# [Stated goal]
Gather each line in the entries that includes the string "this".

____

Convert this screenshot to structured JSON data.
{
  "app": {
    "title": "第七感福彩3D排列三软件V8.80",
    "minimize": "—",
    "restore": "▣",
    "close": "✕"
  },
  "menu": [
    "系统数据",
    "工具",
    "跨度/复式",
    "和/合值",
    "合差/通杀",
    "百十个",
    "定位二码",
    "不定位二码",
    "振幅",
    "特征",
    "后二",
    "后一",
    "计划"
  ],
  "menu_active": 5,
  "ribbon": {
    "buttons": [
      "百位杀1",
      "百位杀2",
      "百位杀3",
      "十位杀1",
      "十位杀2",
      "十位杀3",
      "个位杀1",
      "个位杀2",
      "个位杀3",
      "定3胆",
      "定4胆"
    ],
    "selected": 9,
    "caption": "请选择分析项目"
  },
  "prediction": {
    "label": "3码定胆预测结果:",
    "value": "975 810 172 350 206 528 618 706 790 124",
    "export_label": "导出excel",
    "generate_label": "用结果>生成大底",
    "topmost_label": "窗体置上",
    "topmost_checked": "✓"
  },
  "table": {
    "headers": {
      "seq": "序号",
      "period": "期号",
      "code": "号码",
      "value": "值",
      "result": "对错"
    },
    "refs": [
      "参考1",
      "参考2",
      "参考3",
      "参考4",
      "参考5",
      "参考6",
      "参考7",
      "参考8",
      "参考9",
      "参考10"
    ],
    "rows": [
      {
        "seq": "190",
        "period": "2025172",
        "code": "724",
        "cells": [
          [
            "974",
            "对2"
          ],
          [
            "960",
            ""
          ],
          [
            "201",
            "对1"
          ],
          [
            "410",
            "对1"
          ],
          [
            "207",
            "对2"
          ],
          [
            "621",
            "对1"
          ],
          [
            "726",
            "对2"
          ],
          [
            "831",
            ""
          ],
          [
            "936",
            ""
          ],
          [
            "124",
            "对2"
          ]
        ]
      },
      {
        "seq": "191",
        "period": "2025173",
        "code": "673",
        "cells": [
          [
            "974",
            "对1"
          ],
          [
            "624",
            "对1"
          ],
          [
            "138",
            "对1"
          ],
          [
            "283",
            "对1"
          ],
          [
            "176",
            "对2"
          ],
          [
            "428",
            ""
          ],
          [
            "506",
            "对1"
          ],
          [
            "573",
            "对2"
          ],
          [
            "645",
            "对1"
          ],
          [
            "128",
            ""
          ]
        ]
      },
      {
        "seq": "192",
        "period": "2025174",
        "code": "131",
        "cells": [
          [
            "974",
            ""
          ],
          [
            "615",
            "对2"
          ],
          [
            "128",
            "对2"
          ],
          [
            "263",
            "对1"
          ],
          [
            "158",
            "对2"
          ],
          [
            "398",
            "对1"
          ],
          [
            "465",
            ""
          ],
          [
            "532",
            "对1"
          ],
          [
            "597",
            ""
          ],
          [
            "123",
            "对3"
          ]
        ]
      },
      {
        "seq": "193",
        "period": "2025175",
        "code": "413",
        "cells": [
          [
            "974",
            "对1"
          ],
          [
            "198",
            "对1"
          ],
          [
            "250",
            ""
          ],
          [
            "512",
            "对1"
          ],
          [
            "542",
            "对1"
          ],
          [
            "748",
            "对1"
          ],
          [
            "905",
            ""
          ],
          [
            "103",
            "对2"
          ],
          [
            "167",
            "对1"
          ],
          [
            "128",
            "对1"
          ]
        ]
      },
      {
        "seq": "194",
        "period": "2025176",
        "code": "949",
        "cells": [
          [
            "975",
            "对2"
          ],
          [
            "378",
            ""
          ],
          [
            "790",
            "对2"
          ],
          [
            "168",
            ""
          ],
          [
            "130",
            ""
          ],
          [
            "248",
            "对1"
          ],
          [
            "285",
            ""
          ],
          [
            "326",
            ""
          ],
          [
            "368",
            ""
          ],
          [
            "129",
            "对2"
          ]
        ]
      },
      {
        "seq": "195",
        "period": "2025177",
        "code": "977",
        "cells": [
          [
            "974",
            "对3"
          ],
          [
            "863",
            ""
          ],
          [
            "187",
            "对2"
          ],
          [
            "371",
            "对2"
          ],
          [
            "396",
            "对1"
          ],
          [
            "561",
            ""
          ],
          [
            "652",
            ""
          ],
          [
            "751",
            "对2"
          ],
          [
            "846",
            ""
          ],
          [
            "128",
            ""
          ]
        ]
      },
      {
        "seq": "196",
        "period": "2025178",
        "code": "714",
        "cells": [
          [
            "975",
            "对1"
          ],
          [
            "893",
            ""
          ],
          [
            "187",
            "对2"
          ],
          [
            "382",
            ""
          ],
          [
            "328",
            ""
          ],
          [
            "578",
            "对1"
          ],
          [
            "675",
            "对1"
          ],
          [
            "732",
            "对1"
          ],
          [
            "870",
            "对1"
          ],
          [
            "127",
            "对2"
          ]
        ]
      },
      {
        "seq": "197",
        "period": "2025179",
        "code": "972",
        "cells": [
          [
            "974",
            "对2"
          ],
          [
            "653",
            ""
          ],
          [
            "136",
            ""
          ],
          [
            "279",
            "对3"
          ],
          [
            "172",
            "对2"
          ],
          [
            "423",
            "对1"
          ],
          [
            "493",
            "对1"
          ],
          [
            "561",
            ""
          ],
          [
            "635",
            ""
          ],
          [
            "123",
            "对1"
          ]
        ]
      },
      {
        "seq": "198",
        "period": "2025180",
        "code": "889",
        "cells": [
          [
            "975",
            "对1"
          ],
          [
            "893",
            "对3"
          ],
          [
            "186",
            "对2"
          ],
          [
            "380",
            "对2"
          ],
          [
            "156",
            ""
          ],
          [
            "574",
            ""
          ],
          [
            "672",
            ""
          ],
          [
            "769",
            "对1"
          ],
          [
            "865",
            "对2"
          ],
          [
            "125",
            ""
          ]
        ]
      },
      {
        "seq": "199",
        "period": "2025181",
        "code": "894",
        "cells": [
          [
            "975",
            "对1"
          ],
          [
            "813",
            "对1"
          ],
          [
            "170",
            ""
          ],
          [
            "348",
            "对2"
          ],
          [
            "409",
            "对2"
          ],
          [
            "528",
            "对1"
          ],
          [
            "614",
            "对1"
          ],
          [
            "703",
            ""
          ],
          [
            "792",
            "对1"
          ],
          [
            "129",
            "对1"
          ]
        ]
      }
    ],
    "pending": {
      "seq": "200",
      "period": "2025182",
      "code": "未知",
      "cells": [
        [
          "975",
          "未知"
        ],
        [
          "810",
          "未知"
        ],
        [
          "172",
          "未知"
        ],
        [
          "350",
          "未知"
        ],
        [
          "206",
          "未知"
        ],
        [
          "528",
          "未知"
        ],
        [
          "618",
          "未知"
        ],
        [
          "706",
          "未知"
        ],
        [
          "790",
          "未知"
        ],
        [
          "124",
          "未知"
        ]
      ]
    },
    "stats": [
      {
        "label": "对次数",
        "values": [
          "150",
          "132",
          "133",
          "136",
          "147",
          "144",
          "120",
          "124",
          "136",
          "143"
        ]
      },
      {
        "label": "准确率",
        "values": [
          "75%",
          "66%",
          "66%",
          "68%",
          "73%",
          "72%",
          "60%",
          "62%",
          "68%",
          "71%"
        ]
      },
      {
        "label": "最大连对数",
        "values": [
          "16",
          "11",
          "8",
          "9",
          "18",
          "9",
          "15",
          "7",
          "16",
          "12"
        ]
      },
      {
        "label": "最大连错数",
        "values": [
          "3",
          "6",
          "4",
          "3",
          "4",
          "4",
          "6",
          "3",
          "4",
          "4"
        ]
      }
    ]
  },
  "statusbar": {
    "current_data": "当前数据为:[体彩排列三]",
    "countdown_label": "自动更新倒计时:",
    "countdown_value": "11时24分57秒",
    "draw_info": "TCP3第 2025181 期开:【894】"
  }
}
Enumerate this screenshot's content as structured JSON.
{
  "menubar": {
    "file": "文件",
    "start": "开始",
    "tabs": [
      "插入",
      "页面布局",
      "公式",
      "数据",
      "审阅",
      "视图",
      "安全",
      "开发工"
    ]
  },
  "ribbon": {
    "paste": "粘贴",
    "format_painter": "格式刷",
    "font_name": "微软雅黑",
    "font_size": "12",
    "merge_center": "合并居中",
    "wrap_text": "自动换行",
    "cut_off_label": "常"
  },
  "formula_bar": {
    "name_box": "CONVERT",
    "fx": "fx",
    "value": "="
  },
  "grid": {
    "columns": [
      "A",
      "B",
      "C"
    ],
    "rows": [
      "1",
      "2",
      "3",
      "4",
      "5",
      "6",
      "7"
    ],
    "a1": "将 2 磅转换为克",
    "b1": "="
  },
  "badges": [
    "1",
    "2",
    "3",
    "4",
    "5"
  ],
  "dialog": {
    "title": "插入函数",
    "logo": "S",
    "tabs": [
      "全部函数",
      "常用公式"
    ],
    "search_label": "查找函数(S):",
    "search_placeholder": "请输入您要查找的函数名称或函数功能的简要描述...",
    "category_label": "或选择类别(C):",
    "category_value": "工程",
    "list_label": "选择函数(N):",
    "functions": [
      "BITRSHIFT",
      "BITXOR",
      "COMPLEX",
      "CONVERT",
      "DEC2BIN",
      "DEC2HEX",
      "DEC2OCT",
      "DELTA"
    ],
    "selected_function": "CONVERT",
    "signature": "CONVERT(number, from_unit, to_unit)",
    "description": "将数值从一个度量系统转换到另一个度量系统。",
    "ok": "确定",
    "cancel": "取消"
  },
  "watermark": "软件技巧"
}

____

# [Expected answer]
Convert this screenshot to structured JSON data.
Enumerate this screenshot's content as structured JSON.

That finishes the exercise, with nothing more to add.